> Work to be completed: Each record is to be printed again precisely as it reads.

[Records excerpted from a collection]
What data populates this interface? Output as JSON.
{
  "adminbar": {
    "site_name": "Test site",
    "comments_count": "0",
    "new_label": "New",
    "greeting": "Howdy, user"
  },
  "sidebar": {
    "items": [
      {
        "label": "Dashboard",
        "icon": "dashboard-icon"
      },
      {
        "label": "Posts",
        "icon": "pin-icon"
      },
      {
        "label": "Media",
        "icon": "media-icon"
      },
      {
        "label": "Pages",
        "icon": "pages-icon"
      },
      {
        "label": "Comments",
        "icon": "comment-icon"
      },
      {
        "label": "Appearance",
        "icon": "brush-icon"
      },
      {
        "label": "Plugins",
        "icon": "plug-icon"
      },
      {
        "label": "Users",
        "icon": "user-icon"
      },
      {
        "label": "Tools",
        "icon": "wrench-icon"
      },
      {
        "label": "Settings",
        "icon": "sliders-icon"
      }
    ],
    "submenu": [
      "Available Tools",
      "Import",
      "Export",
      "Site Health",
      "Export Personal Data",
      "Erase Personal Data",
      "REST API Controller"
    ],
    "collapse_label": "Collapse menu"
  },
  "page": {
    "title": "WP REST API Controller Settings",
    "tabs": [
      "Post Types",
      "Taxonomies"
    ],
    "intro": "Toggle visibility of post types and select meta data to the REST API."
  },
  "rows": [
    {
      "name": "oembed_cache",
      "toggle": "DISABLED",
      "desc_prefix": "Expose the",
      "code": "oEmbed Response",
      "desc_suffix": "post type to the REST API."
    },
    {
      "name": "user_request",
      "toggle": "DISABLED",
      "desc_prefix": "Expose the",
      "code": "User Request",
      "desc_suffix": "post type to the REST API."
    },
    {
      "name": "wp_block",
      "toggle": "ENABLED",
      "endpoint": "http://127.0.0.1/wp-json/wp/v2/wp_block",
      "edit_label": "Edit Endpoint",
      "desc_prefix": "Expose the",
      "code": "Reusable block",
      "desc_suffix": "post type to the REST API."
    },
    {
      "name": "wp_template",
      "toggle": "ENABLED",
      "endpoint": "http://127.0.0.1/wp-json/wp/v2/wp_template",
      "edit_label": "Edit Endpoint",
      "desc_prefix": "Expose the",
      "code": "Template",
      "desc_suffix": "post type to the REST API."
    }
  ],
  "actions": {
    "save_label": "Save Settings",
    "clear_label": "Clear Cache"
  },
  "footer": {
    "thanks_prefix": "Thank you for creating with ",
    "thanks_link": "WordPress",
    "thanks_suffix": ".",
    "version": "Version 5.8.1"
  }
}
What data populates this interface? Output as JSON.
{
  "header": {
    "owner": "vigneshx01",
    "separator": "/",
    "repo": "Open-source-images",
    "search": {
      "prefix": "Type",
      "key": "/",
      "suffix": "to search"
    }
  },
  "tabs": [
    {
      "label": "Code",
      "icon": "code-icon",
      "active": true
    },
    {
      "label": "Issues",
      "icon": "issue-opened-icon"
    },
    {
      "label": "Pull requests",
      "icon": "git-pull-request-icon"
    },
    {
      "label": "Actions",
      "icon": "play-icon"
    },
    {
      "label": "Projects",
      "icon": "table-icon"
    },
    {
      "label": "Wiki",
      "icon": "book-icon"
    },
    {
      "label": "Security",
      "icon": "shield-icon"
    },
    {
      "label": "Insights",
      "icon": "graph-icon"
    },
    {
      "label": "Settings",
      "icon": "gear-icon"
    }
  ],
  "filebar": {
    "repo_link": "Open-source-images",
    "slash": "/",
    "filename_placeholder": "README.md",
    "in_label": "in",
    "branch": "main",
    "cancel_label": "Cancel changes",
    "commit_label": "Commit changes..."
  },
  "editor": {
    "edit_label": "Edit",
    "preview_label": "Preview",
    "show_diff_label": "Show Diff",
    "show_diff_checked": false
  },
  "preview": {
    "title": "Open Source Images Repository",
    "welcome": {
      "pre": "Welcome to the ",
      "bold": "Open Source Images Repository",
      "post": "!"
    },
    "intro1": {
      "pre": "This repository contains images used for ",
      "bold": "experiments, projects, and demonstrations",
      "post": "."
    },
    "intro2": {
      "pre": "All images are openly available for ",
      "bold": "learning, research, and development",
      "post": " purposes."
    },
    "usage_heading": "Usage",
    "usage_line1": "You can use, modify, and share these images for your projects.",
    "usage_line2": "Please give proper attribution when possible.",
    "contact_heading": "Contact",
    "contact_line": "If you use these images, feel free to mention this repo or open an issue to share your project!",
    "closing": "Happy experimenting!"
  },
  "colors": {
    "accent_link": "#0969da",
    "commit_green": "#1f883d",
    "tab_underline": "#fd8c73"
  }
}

> Written response:
What data populates this interface? Output as JSON.
{
  "adminbar": {
    "site_name": "Test site",
    "comments_count": "0",
    "new_label": "New",
    "greeting": "Howdy, user"
  },
  "sidebar": {
    "items": [
      {
        "label": "Dashboard",
        "icon": "dashboard-icon"
      },
      {
        "label": "Posts",
        "icon": "pin-icon"
      },
      {
        "label": "Media",
        "icon": "media-icon"
      },
      {
        "label": "Pages",
        "icon": "pages-icon"
      },
      {
        "label": "Comments",
        "icon": "comment-icon"
      },
      {
        "label": "Appearance",
        "icon": "brush-icon"
      },
      {
        "label": "Plugins",
        "icon": "plug-icon"
      },
      {
        "label": "Users",
        "icon": "user-icon"
      },
      {
        "label": "Tools",
        "icon": "wrench-icon"
      },
      {
        "label": "Settings",
        "icon": "sliders-icon"
      }
    ],
    "submenu": [
      "Available Tools",
      "Import",
      "Export",
      "Site Health",
      "Export Personal Data",
      "Erase Personal Data",
      "REST API Controller"
    ],
    "collapse_label": "Collapse menu"
  },
  "page": {
    "title": "WP REST API Controller Settings",
    "tabs": [
      "Post Types",
      "Taxonomies"
    ],
    "intro": "Toggle visibility of post types and select meta data to the REST API."
  },
  "rows": [
    {
      "name": "oembed_cache",
      "toggle": "DISABLED",
      "desc_prefix": "Expose the",
      "code": "oEmbed Response",
      "desc_suffix": "post type to the REST API."
    },
    {
      "name": "user_request",
      "toggle": "DISABLED",
      "desc_prefix": "Expose the",
      "code": "User Request",
      "desc_suffix": "post type to the REST API."
    },
    {
      "name": "wp_block",
      "toggle": "ENABLED",
      "endpoint": "http://127.0.0.1/wp-json/wp/v2/wp_block",
      "edit_label": "Edit Endpoint",
      "desc_prefix": "Expose the",
      "code": "Reusable block",
      "desc_suffix": "post type to the REST API."
    },
    {
      "name": "wp_template",
      "toggle": "ENABLED",
      "endpoint": "http://127.0.0.1/wp-json/wp/v2/wp_template",
      "edit_label": "Edit Endpoint",
      "desc_prefix": "Expose the",
      "code": "Template",
      "desc_suffix": "post type to the REST API."
    }
  ],
  "actions": {
    "save_label": "Save Settings",
    "clear_label": "Clear Cache"
  },
  "footer": {
    "thanks_prefix": "Thank you for creating with ",
    "thanks_link": "WordPress",
    "thanks_suffix": ".",
    "version": "Version 5.8.1"
  }
}
What data populates this interface? Output as JSON.
{
  "header": {
    "owner": "vigneshx01",
    "separator": "/",
    "repo": "Open-source-images",
    "search": {
      "prefix": "Type",
      "key": "/",
      "suffix": "to search"
    }
  },
  "tabs": [
    {
      "label": "Code",
      "icon": "code-icon",
      "active": true
    },
    {
      "label": "Issues",
      "icon": "issue-opened-icon"
    },
    {
      "label": "Pull requests",
      "icon": "git-pull-request-icon"
    },
    {
      "label": "Actions",
      "icon": "play-icon"
    },
    {
      "label": "Projects",
      "icon": "table-icon"
    },
    {
      "label": "Wiki",
      "icon": "book-icon"
    },
    {
      "label": "Security",
      "icon": "shield-icon"
    },
    {
      "label": "Insights",
      "icon": "graph-icon"
    },
    {
      "label": "Settings",
      "icon": "gear-icon"
    }
  ],
  "filebar": {
    "repo_link": "Open-source-images",
    "slash": "/",
    "filename_placeholder": "README.md",
    "in_label": "in",
    "branch": "main",
    "cancel_label": "Cancel changes",
    "commit_label": "Commit changes..."
  },
  "editor": {
    "edit_label": "Edit",
    "preview_label": "Preview",
    "show_diff_label": "Show Diff",
    "show_diff_checked": false
  },
  "preview": {
    "title": "Open Source Images Repository",
    "welcome": {
      "pre": "Welcome to the ",
      "bold": "Open Source Images Repository",
      "post": "!"
    },
    "intro1": {
      "pre": "This repository contains images used for ",
      "bold": "experiments, projects, and demonstrations",
      "post": "."
    },
    "intro2": {
      "pre": "All images are openly available for ",
      "bold": "learning, research, and development",
      "post": " purposes."
    },
    "usage_heading": "Usage",
    "usage_line1": "You can use, modify, and share these images for your projects.",
    "usage_line2": "Please give proper attribution when possible.",
    "contact_heading": "Contact",
    "contact_line": "If you use these images, feel free to mention this repo or open an issue to share your project!",
    "closing": "Happy experimenting!"
  },
  "colors": {
    "accent_link": "#0969da",
    "commit_green": "#1f883d",
    "tab_underline": "#fd8c73"
  }
}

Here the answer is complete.